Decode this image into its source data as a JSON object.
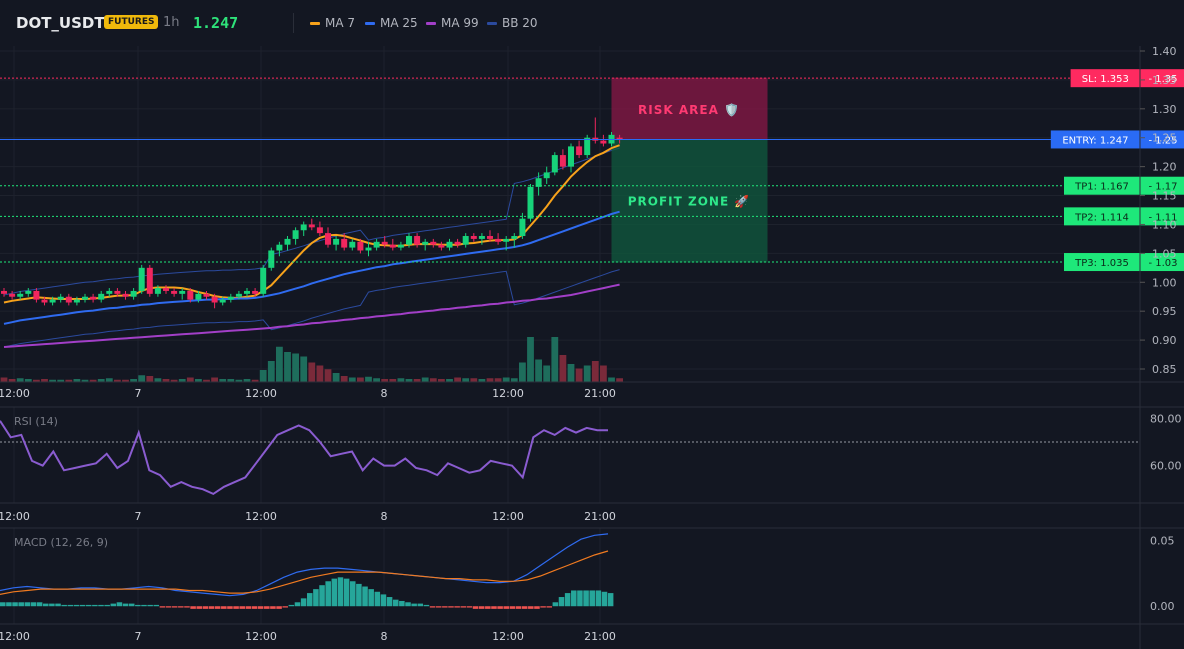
{
  "header": {
    "symbol": "DOT_USDT",
    "badge": "FUTURES",
    "timeframe": "1h",
    "price": "1.247",
    "legend": [
      {
        "label": "MA 7",
        "color": "#f7a21b"
      },
      {
        "label": "MA 25",
        "color": "#2f6bf0"
      },
      {
        "label": "MA 99",
        "color": "#a23fc8"
      },
      {
        "label": "BB 20",
        "color": "#2b4a9e"
      }
    ]
  },
  "colors": {
    "up": "#17d37a",
    "down": "#f0265e",
    "vol_up": "#1e6d5c",
    "vol_down": "#7a2a3a",
    "background": "#131722",
    "grid": "#1e222d"
  },
  "chart_data": [
    {
      "type": "candlestick",
      "panel": "price",
      "x_ticks": [
        "12:00",
        "7",
        "12:00",
        "8",
        "12:00",
        "21:00"
      ],
      "y_ticks": [
        "1.40",
        "1.35",
        "1.30",
        "1.25",
        "1.20",
        "1.15",
        "1.10",
        "1.05",
        "1.00",
        "0.95",
        "0.90",
        "0.85"
      ],
      "ylim": [
        0.83,
        1.41
      ],
      "candles": [
        [
          0.985,
          0.99,
          0.975,
          0.98
        ],
        [
          0.98,
          0.985,
          0.97,
          0.975
        ],
        [
          0.975,
          0.985,
          0.97,
          0.98
        ],
        [
          0.98,
          0.99,
          0.975,
          0.985
        ],
        [
          0.985,
          0.99,
          0.965,
          0.97
        ],
        [
          0.97,
          0.975,
          0.96,
          0.965
        ],
        [
          0.965,
          0.975,
          0.96,
          0.97
        ],
        [
          0.97,
          0.98,
          0.965,
          0.975
        ],
        [
          0.975,
          0.98,
          0.96,
          0.965
        ],
        [
          0.965,
          0.975,
          0.96,
          0.97
        ],
        [
          0.97,
          0.98,
          0.965,
          0.975
        ],
        [
          0.975,
          0.98,
          0.965,
          0.97
        ],
        [
          0.97,
          0.985,
          0.965,
          0.98
        ],
        [
          0.98,
          0.99,
          0.975,
          0.985
        ],
        [
          0.985,
          0.99,
          0.975,
          0.98
        ],
        [
          0.98,
          0.985,
          0.97,
          0.975
        ],
        [
          0.975,
          0.99,
          0.97,
          0.985
        ],
        [
          0.985,
          1.03,
          0.98,
          1.025
        ],
        [
          1.025,
          1.03,
          0.975,
          0.98
        ],
        [
          0.98,
          0.995,
          0.975,
          0.99
        ],
        [
          0.99,
          0.995,
          0.98,
          0.985
        ],
        [
          0.985,
          0.99,
          0.975,
          0.98
        ],
        [
          0.98,
          0.99,
          0.97,
          0.985
        ],
        [
          0.985,
          0.99,
          0.965,
          0.97
        ],
        [
          0.97,
          0.985,
          0.965,
          0.98
        ],
        [
          0.98,
          0.985,
          0.97,
          0.975
        ],
        [
          0.975,
          0.98,
          0.955,
          0.965
        ],
        [
          0.965,
          0.975,
          0.96,
          0.97
        ],
        [
          0.97,
          0.98,
          0.965,
          0.975
        ],
        [
          0.975,
          0.985,
          0.97,
          0.98
        ],
        [
          0.98,
          0.99,
          0.975,
          0.985
        ],
        [
          0.985,
          0.99,
          0.975,
          0.98
        ],
        [
          0.98,
          1.03,
          0.975,
          1.025
        ],
        [
          1.025,
          1.06,
          1.02,
          1.055
        ],
        [
          1.055,
          1.07,
          1.045,
          1.065
        ],
        [
          1.065,
          1.08,
          1.055,
          1.075
        ],
        [
          1.075,
          1.095,
          1.065,
          1.09
        ],
        [
          1.09,
          1.105,
          1.08,
          1.1
        ],
        [
          1.1,
          1.11,
          1.09,
          1.095
        ],
        [
          1.095,
          1.105,
          1.08,
          1.085
        ],
        [
          1.085,
          1.095,
          1.06,
          1.065
        ],
        [
          1.065,
          1.08,
          1.055,
          1.075
        ],
        [
          1.075,
          1.085,
          1.055,
          1.06
        ],
        [
          1.06,
          1.075,
          1.055,
          1.07
        ],
        [
          1.07,
          1.075,
          1.05,
          1.055
        ],
        [
          1.055,
          1.07,
          1.045,
          1.06
        ],
        [
          1.06,
          1.075,
          1.055,
          1.07
        ],
        [
          1.07,
          1.08,
          1.06,
          1.065
        ],
        [
          1.065,
          1.075,
          1.055,
          1.06
        ],
        [
          1.06,
          1.07,
          1.055,
          1.065
        ],
        [
          1.065,
          1.085,
          1.06,
          1.08
        ],
        [
          1.08,
          1.085,
          1.06,
          1.065
        ],
        [
          1.065,
          1.075,
          1.055,
          1.07
        ],
        [
          1.07,
          1.075,
          1.06,
          1.065
        ],
        [
          1.065,
          1.07,
          1.055,
          1.06
        ],
        [
          1.06,
          1.075,
          1.055,
          1.07
        ],
        [
          1.07,
          1.075,
          1.06,
          1.065
        ],
        [
          1.065,
          1.085,
          1.06,
          1.08
        ],
        [
          1.08,
          1.085,
          1.07,
          1.075
        ],
        [
          1.075,
          1.085,
          1.065,
          1.08
        ],
        [
          1.08,
          1.09,
          1.07,
          1.075
        ],
        [
          1.075,
          1.085,
          1.065,
          1.07
        ],
        [
          1.07,
          1.08,
          1.055,
          1.075
        ],
        [
          1.075,
          1.085,
          1.06,
          1.08
        ],
        [
          1.08,
          1.12,
          1.075,
          1.11
        ],
        [
          1.11,
          1.17,
          1.105,
          1.165
        ],
        [
          1.165,
          1.19,
          1.15,
          1.18
        ],
        [
          1.18,
          1.2,
          1.17,
          1.19
        ],
        [
          1.19,
          1.225,
          1.185,
          1.22
        ],
        [
          1.22,
          1.23,
          1.195,
          1.2
        ],
        [
          1.2,
          1.24,
          1.19,
          1.235
        ],
        [
          1.235,
          1.245,
          1.215,
          1.22
        ],
        [
          1.22,
          1.255,
          1.215,
          1.25
        ],
        [
          1.25,
          1.285,
          1.24,
          1.245
        ],
        [
          1.245,
          1.255,
          1.235,
          1.24
        ],
        [
          1.24,
          1.26,
          1.235,
          1.255
        ],
        [
          1.25,
          1.255,
          1.24,
          1.247
        ]
      ],
      "volume": [
        6,
        4,
        5,
        4,
        3,
        4,
        3,
        3,
        3,
        4,
        3,
        3,
        4,
        5,
        3,
        3,
        4,
        9,
        8,
        5,
        4,
        3,
        4,
        6,
        4,
        3,
        6,
        4,
        4,
        3,
        4,
        3,
        16,
        28,
        47,
        40,
        38,
        34,
        26,
        22,
        17,
        12,
        8,
        6,
        6,
        7,
        5,
        4,
        4,
        5,
        4,
        4,
        6,
        5,
        4,
        4,
        6,
        5,
        5,
        4,
        5,
        5,
        6,
        5,
        26,
        60,
        30,
        22,
        60,
        36,
        24,
        18,
        22,
        28,
        22,
        6,
        5
      ],
      "series": [
        {
          "name": "MA 7",
          "values": [
            0.965,
            0.968,
            0.97,
            0.972,
            0.974,
            0.973,
            0.972,
            0.971,
            0.971,
            0.971,
            0.971,
            0.972,
            0.973,
            0.975,
            0.977,
            0.977,
            0.978,
            0.985,
            0.99,
            0.991,
            0.991,
            0.991,
            0.99,
            0.987,
            0.983,
            0.98,
            0.976,
            0.974,
            0.973,
            0.973,
            0.975,
            0.977,
            0.985,
            0.995,
            1.01,
            1.025,
            1.04,
            1.055,
            1.068,
            1.077,
            1.081,
            1.082,
            1.08,
            1.076,
            1.072,
            1.068,
            1.065,
            1.064,
            1.063,
            1.063,
            1.065,
            1.066,
            1.066,
            1.066,
            1.065,
            1.065,
            1.065,
            1.067,
            1.068,
            1.07,
            1.072,
            1.073,
            1.073,
            1.074,
            1.082,
            1.098,
            1.114,
            1.131,
            1.15,
            1.166,
            1.183,
            1.196,
            1.208,
            1.218,
            1.224,
            1.232,
            1.237
          ]
        },
        {
          "name": "MA 25",
          "values": [
            0.928,
            0.931,
            0.934,
            0.936,
            0.938,
            0.94,
            0.942,
            0.944,
            0.946,
            0.948,
            0.95,
            0.951,
            0.953,
            0.955,
            0.956,
            0.958,
            0.959,
            0.961,
            0.962,
            0.964,
            0.965,
            0.966,
            0.967,
            0.968,
            0.969,
            0.97,
            0.97,
            0.971,
            0.971,
            0.972,
            0.972,
            0.973,
            0.975,
            0.978,
            0.981,
            0.985,
            0.989,
            0.993,
            0.998,
            1.002,
            1.006,
            1.01,
            1.014,
            1.017,
            1.02,
            1.023,
            1.026,
            1.028,
            1.031,
            1.033,
            1.035,
            1.037,
            1.039,
            1.041,
            1.043,
            1.045,
            1.047,
            1.049,
            1.051,
            1.053,
            1.055,
            1.057,
            1.059,
            1.061,
            1.064,
            1.068,
            1.073,
            1.078,
            1.083,
            1.088,
            1.093,
            1.098,
            1.103,
            1.108,
            1.113,
            1.118,
            1.122
          ]
        },
        {
          "name": "MA 99",
          "values": [
            0.888,
            0.889,
            0.89,
            0.891,
            0.892,
            0.893,
            0.894,
            0.895,
            0.896,
            0.897,
            0.898,
            0.899,
            0.9,
            0.901,
            0.902,
            0.903,
            0.904,
            0.905,
            0.906,
            0.907,
            0.908,
            0.909,
            0.91,
            0.911,
            0.912,
            0.913,
            0.914,
            0.915,
            0.916,
            0.917,
            0.918,
            0.919,
            0.92,
            0.921,
            0.923,
            0.924,
            0.926,
            0.927,
            0.929,
            0.93,
            0.932,
            0.933,
            0.935,
            0.936,
            0.938,
            0.939,
            0.941,
            0.942,
            0.944,
            0.945,
            0.947,
            0.948,
            0.95,
            0.951,
            0.953,
            0.954,
            0.956,
            0.957,
            0.959,
            0.96,
            0.962,
            0.963,
            0.965,
            0.966,
            0.968,
            0.969,
            0.971,
            0.972,
            0.974,
            0.976,
            0.978,
            0.981,
            0.984,
            0.987,
            0.99,
            0.993,
            0.996
          ]
        }
      ],
      "levels": [
        {
          "label": "SL: 1.353",
          "axis_label": "1.35",
          "value": 1.353,
          "color": "#ff2a60",
          "style": "dotted"
        },
        {
          "label": "ENTRY: 1.247",
          "axis_label": "1.25",
          "value": 1.247,
          "color": "#2a6bf5",
          "style": "solid"
        },
        {
          "label": "TP1: 1.167",
          "axis_label": "1.17",
          "value": 1.167,
          "color": "#1ee87a",
          "style": "dotted"
        },
        {
          "label": "TP2: 1.114",
          "axis_label": "1.11",
          "value": 1.114,
          "color": "#1ee87a",
          "style": "dotted"
        },
        {
          "label": "TP3: 1.035",
          "axis_label": "1.03",
          "value": 1.035,
          "color": "#1ee87a",
          "style": "dotted"
        }
      ],
      "zones": [
        {
          "label": "RISK AREA 🛡️",
          "top": 1.353,
          "bottom": 1.247,
          "color": "#8a1747",
          "text_color": "#ff3a72"
        },
        {
          "label": "PROFIT ZONE 🚀",
          "top": 1.247,
          "bottom": 1.035,
          "color": "#0f5a3e",
          "text_color": "#2ee88a"
        }
      ]
    },
    {
      "type": "line",
      "panel": "rsi",
      "title": "RSI (14)",
      "ylim": [
        45,
        84
      ],
      "y_ticks": [
        "80.00",
        "60.00"
      ],
      "overbought": 70,
      "series": [
        {
          "name": "RSI (14)",
          "color": "#8a5cd0",
          "values": [
            79,
            72,
            73,
            62,
            60,
            66,
            58,
            59,
            60,
            61,
            65,
            59,
            62,
            74,
            58,
            56,
            51,
            53,
            51,
            50,
            48,
            51,
            53,
            55,
            61,
            67,
            73,
            75,
            77,
            75,
            70,
            64,
            65,
            66,
            58,
            63,
            60,
            60,
            63,
            59,
            58,
            56,
            61,
            59,
            57,
            58,
            62,
            61,
            60,
            55,
            72,
            75,
            73,
            76,
            74,
            76,
            75,
            75
          ]
        }
      ]
    },
    {
      "type": "line",
      "panel": "macd",
      "title": "MACD (12, 26, 9)",
      "ylim": [
        -0.012,
        0.058
      ],
      "y_ticks": [
        "0.05",
        "0.00"
      ],
      "series": [
        {
          "name": "MACD",
          "color": "#2f6bf0",
          "values": [
            0.012,
            0.014,
            0.015,
            0.014,
            0.013,
            0.013,
            0.014,
            0.014,
            0.013,
            0.013,
            0.014,
            0.015,
            0.014,
            0.012,
            0.011,
            0.01,
            0.009,
            0.008,
            0.009,
            0.012,
            0.017,
            0.022,
            0.026,
            0.028,
            0.029,
            0.029,
            0.028,
            0.027,
            0.026,
            0.025,
            0.024,
            0.023,
            0.022,
            0.021,
            0.02,
            0.019,
            0.018,
            0.018,
            0.019,
            0.024,
            0.031,
            0.038,
            0.045,
            0.051,
            0.054,
            0.055
          ]
        },
        {
          "name": "Signal",
          "color": "#f07a20",
          "values": [
            0.009,
            0.011,
            0.012,
            0.013,
            0.013,
            0.013,
            0.013,
            0.013,
            0.013,
            0.013,
            0.013,
            0.013,
            0.013,
            0.013,
            0.012,
            0.012,
            0.011,
            0.01,
            0.01,
            0.011,
            0.013,
            0.016,
            0.019,
            0.022,
            0.024,
            0.026,
            0.026,
            0.026,
            0.026,
            0.025,
            0.024,
            0.023,
            0.022,
            0.021,
            0.021,
            0.02,
            0.02,
            0.019,
            0.019,
            0.02,
            0.023,
            0.027,
            0.031,
            0.035,
            0.039,
            0.042
          ]
        }
      ],
      "histogram": [
        0.003,
        0.003,
        0.003,
        0.003,
        0.003,
        0.003,
        0.003,
        0.002,
        0.002,
        0.002,
        0.001,
        0.001,
        0.001,
        0.001,
        0.001,
        0.001,
        0.001,
        0.001,
        0.002,
        0.003,
        0.002,
        0.002,
        0.001,
        0.001,
        0.001,
        0.001,
        -0.001,
        -0.001,
        -0.001,
        -0.001,
        -0.001,
        -0.002,
        -0.002,
        -0.002,
        -0.002,
        -0.002,
        -0.002,
        -0.002,
        -0.002,
        -0.002,
        -0.002,
        -0.002,
        -0.002,
        -0.002,
        -0.002,
        -0.002,
        -0.001,
        0.001,
        0.003,
        0.006,
        0.01,
        0.013,
        0.016,
        0.019,
        0.021,
        0.022,
        0.021,
        0.019,
        0.017,
        0.015,
        0.013,
        0.011,
        0.009,
        0.007,
        0.005,
        0.004,
        0.003,
        0.002,
        0.002,
        0.001,
        -0.001,
        -0.001,
        -0.001,
        -0.001,
        -0.001,
        -0.001,
        -0.001,
        -0.002,
        -0.002,
        -0.002,
        -0.002,
        -0.002,
        -0.002,
        -0.002,
        -0.002,
        -0.002,
        -0.002,
        -0.002,
        -0.001,
        -0.001,
        0.003,
        0.007,
        0.01,
        0.012,
        0.012,
        0.012,
        0.012,
        0.012,
        0.011,
        0.01
      ]
    }
  ]
}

- - -

• _Set problem_
Show every line above in which the word "name" occurs.

• _Solved problem_
          "name": "MA 7",
          "name": "MA 25",
          "name": "MA 99",
          "name": "RSI (14)",
          "name": "MACD",
          "name": "Signal",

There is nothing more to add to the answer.